* _LISTING_
· · · · · · ·

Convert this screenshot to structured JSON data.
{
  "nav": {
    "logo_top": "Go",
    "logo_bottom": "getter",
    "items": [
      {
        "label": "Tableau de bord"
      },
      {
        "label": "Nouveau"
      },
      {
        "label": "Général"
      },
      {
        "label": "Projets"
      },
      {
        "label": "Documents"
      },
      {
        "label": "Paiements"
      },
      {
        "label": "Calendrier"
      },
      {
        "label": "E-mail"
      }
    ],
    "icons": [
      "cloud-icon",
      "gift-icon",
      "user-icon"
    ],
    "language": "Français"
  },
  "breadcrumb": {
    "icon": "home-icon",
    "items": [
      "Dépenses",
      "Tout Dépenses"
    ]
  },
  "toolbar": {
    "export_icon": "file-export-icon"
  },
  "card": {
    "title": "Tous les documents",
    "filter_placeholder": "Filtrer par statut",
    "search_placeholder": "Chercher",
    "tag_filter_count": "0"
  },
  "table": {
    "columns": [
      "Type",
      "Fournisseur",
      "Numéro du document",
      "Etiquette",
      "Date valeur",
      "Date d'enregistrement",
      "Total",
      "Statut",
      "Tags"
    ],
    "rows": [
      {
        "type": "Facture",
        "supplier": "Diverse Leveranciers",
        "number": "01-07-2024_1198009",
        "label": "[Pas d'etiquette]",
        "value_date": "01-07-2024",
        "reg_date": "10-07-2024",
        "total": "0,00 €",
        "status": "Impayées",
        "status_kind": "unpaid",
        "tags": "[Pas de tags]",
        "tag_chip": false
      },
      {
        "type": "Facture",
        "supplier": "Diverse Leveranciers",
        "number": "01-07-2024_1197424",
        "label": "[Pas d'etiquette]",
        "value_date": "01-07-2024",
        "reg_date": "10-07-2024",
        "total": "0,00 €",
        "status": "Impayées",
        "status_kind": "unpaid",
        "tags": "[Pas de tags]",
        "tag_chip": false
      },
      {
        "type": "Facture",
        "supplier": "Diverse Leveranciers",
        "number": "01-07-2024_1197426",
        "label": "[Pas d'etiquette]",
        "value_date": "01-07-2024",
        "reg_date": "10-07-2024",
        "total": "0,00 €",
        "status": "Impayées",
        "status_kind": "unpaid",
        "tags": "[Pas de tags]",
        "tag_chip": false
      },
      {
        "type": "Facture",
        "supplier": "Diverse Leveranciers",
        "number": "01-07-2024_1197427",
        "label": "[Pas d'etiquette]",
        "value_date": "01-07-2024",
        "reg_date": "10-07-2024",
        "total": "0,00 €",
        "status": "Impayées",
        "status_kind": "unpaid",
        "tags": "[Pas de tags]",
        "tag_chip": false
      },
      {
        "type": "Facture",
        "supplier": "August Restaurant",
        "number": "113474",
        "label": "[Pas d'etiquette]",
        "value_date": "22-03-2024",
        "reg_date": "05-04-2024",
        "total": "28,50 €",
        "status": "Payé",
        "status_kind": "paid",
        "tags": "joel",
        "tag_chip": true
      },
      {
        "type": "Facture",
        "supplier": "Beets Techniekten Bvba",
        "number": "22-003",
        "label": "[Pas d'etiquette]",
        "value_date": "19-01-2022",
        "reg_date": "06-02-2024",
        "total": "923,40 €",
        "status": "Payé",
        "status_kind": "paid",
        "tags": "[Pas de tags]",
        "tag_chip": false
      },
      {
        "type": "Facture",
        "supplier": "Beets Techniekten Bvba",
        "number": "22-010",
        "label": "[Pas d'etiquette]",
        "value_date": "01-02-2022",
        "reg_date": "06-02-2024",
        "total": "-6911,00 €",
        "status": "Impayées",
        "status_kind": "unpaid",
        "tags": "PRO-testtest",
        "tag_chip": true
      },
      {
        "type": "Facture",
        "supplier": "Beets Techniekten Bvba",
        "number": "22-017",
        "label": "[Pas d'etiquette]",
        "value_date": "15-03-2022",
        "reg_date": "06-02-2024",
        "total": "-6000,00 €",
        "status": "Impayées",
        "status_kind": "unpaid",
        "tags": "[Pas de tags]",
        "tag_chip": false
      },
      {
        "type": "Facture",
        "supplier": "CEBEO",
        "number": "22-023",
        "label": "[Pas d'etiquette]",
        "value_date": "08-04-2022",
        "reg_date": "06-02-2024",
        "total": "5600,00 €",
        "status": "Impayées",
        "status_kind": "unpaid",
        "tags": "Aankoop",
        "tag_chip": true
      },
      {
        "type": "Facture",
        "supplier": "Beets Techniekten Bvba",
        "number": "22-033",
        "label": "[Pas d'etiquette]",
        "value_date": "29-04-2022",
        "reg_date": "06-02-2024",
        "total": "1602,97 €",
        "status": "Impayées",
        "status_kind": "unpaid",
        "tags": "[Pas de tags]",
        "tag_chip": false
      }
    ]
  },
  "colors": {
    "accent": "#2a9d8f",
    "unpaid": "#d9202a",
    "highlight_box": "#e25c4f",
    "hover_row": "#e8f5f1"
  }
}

· · · · · · ·

Each line above is to be repeated exactly.

Convert this screenshot to structured JSON data.
{
  "nav": {
    "logo_top": "Go",
    "logo_bottom": "getter",
    "items": [
      {
        "label": "Tableau de bord"
      },
      {
        "label": "Nouveau"
      },
      {
        "label": "Général"
      },
      {
        "label": "Projets"
      },
      {
        "label": "Documents"
      },
      {
        "label": "Paiements"
      },
      {
        "label": "Calendrier"
      },
      {
        "label": "E-mail"
      }
    ],
    "icons": [
      "cloud-icon",
      "gift-icon",
      "user-icon"
    ],
    "language": "Français"
  },
  "breadcrumb": {
    "icon": "home-icon",
    "items": [
      "Dépenses",
      "Tout Dépenses"
    ]
  },
  "toolbar": {
    "export_icon": "file-export-icon"
  },
  "card": {
    "title": "Tous les documents",
    "filter_placeholder": "Filtrer par statut",
    "search_placeholder": "Chercher",
    "tag_filter_count": "0"
  },
  "table": {
    "columns": [
      "Type",
      "Fournisseur",
      "Numéro du document",
      "Etiquette",
      "Date valeur",
      "Date d'enregistrement",
      "Total",
      "Statut",
      "Tags"
    ],
    "rows": [
      {
        "type": "Facture",
        "supplier": "Diverse Leveranciers",
        "number": "01-07-2024_1198009",
        "label": "[Pas d'etiquette]",
        "value_date": "01-07-2024",
        "reg_date": "10-07-2024",
        "total": "0,00 €",
        "status": "Impayées",
        "status_kind": "unpaid",
        "tags": "[Pas de tags]",
        "tag_chip": false
      },
      {
        "type": "Facture",
        "supplier": "Diverse Leveranciers",
        "number": "01-07-2024_1197424",
        "label": "[Pas d'etiquette]",
        "value_date": "01-07-2024",
        "reg_date": "10-07-2024",
        "total": "0,00 €",
        "status": "Impayées",
        "status_kind": "unpaid",
        "tags": "[Pas de tags]",
        "tag_chip": false
      },
      {
        "type": "Facture",
        "supplier": "Diverse Leveranciers",
        "number": "01-07-2024_1197426",
        "label": "[Pas d'etiquette]",
        "value_date": "01-07-2024",
        "reg_date": "10-07-2024",
        "total": "0,00 €",
        "status": "Impayées",
        "status_kind": "unpaid",
        "tags": "[Pas de tags]",
        "tag_chip": false
      },
      {
        "type": "Facture",
        "supplier": "Diverse Leveranciers",
        "number": "01-07-2024_1197427",
        "label": "[Pas d'etiquette]",
        "value_date": "01-07-2024",
        "reg_date": "10-07-2024",
        "total": "0,00 €",
        "status": "Impayées",
        "status_kind": "unpaid",
        "tags": "[Pas de tags]",
        "tag_chip": false
      },
      {
        "type": "Facture",
        "supplier": "August Restaurant",
        "number": "113474",
        "label": "[Pas d'etiquette]",
        "value_date": "22-03-2024",
        "reg_date": "05-04-2024",
        "total": "28,50 €",
        "status": "Payé",
        "status_kind": "paid",
        "tags": "joel",
        "tag_chip": true
      },
      {
        "type": "Facture",
        "supplier": "Beets Techniekten Bvba",
        "number": "22-003",
        "label": "[Pas d'etiquette]",
        "value_date": "19-01-2022",
        "reg_date": "06-02-2024",
        "total": "923,40 €",
        "status": "Payé",
        "status_kind": "paid",
        "tags": "[Pas de tags]",
        "tag_chip": false
      },
      {
        "type": "Facture",
        "supplier": "Beets Techniekten Bvba",
        "number": "22-010",
        "label": "[Pas d'etiquette]",
        "value_date": "01-02-2022",
        "reg_date": "06-02-2024",
        "total": "-6911,00 €",
        "status": "Impayées",
        "status_kind": "unpaid",
        "tags": "PRO-testtest",
        "tag_chip": true
      },
      {
        "type": "Facture",
        "supplier": "Beets Techniekten Bvba",
        "number": "22-017",
        "label": "[Pas d'etiquette]",
        "value_date": "15-03-2022",
        "reg_date": "06-02-2024",
        "total": "-6000,00 €",
        "status": "Impayées",
        "status_kind": "unpaid",
        "tags": "[Pas de tags]",
        "tag_chip": false
      },
      {
        "type": "Facture",
        "supplier": "CEBEO",
        "number": "22-023",
        "label": "[Pas d'etiquette]",
        "value_date": "08-04-2022",
        "reg_date": "06-02-2024",
        "total": "5600,00 €",
        "status": "Impayées",
        "status_kind": "unpaid",
        "tags": "Aankoop",
        "tag_chip": true
      },
      {
        "type": "Facture",
        "supplier": "Beets Techniekten Bvba",
        "number": "22-033",
        "label": "[Pas d'etiquette]",
        "value_date": "29-04-2022",
        "reg_date": "06-02-2024",
        "total": "1602,97 €",
        "status": "Impayées",
        "status_kind": "unpaid",
        "tags": "[Pas de tags]",
        "tag_chip": false
      }
    ]
  },
  "colors": {
    "accent": "#2a9d8f",
    "unpaid": "#d9202a",
    "highlight_box": "#e25c4f",
    "hover_row": "#e8f5f1"
  }
}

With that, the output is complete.